Exercise instructions :: Carry none of the pictures over; set down the material below exactly.

Records for this exercise ::
---------------

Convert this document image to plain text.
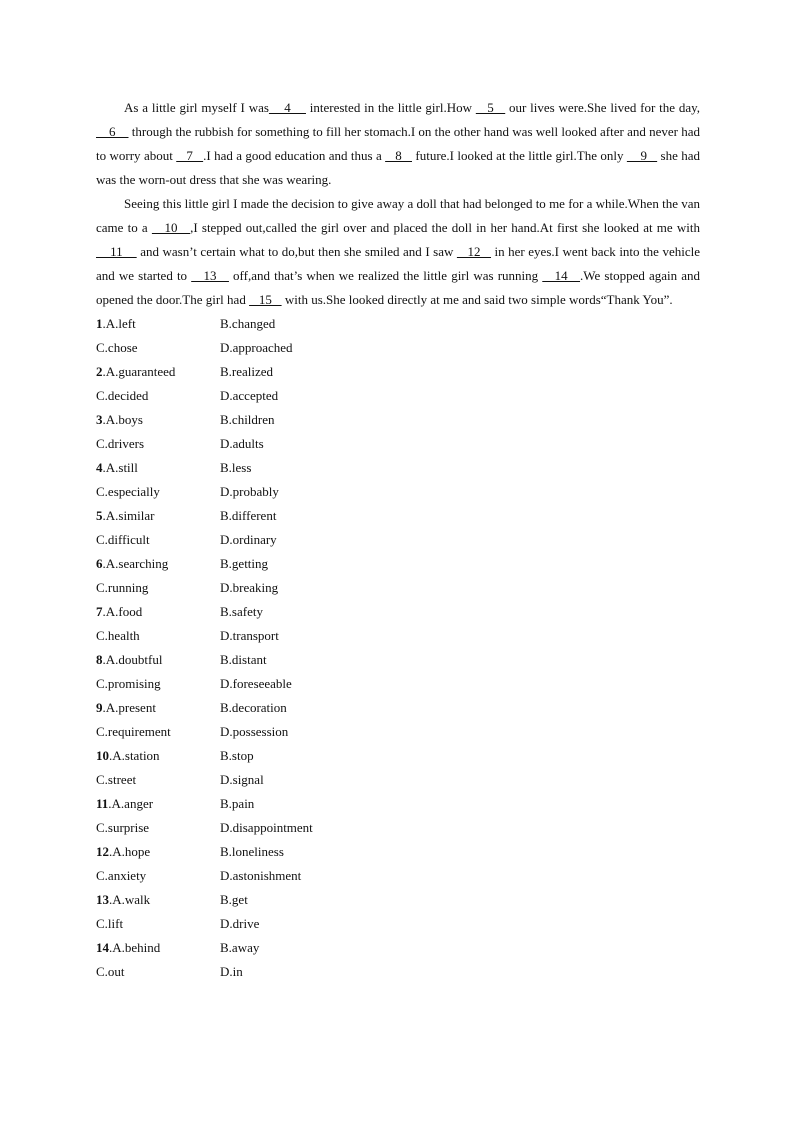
As a little girl myself I was    4     interested in the little girl.How    5    our lives were.She lived for the day,    6     through the rubbish for something to fill her stomach.I on the other hand was well looked after and never had to worry about    7   .I had a good education and thus a    8    future.I looked at the little girl.The only     9    she had was the worn-out dress that she was wearing.

Seeing this little girl I made the decision to give away a doll that had belonged to me for a while.When the van came to a    10   ,I stepped out,called the girl over and placed the doll in her hand.At first she looked at me with     11     and wasn’t certain what to do,but then she smiled and I saw    12    in her eyes.I went back into the vehicle and we started to    13    off,and that’s when we realized the little girl was running    14   .We stopped again and opened the door.The girl had    15    with us.She looked directly at me and said two simple words“Thank You”.

1.A.left	B.changed
C.chose	D.approached
2.A.guaranteed	B.realized
C.decided	D.accepted
3.A.boys	B.children
C.drivers	D.adults
4.A.still	B.less
C.especially	D.probably
5.A.similar	B.different
C.difficult	D.ordinary
6.A.searching	B.getting
C.running	D.breaking
7.A.food	B.safety
C.health	D.transport
8.A.doubtful	B.distant
C.promising	D.foreseeable
9.A.present	B.decoration
C.requirement	D.possession
10.A.station	B.stop
C.street	D.signal
11.A.anger	B.pain
C.surprise	D.disappointment
12.A.hope	B.loneliness
C.anxiety	D.astonishment
13.A.walk	B.get
C.lift	D.drive
14.A.behind	B.away
C.out	D.in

---------------

Problem solution ::
Convert this document image to plain text.
As a little girl myself I was    4     interested in the little girl.How    5    our lives were.She lived for the day,    6     through the rubbish for something to fill her stomach.I on the other hand was well looked after and never had to worry about    7   .I had a good education and thus a    8    future.I looked at the little girl.The only     9    she had was the worn-out dress that she was wearing.

Seeing this little girl I made the decision to give away a doll that had belonged to me for a while.When the van came to a    10   ,I stepped out,called the girl over and placed the doll in her hand.At first she looked at me with     11     and wasn’t certain what to do,but then she smiled and I saw    12    in her eyes.I went back into the vehicle and we started to    13    off,and that’s when we realized the little girl was running    14   .We stopped again and opened the door.The girl had    15    with us.She looked directly at me and said two simple words“Thank You”.

1.A.left	B.changed
C.chose	D.approached
2.A.guaranteed	B.realized
C.decided	D.accepted
3.A.boys	B.children
C.drivers	D.adults
4.A.still	B.less
C.especially	D.probably
5.A.similar	B.different
C.difficult	D.ordinary
6.A.searching	B.getting
C.running	D.breaking
7.A.food	B.safety
C.health	D.transport
8.A.doubtful	B.distant
C.promising	D.foreseeable
9.A.present	B.decoration
C.requirement	D.possession
10.A.station	B.stop
C.street	D.signal
11.A.anger	B.pain
C.surprise	D.disappointment
12.A.hope	B.loneliness
C.anxiety	D.astonishment
13.A.walk	B.get
C.lift	D.drive
14.A.behind	B.away
C.out	D.in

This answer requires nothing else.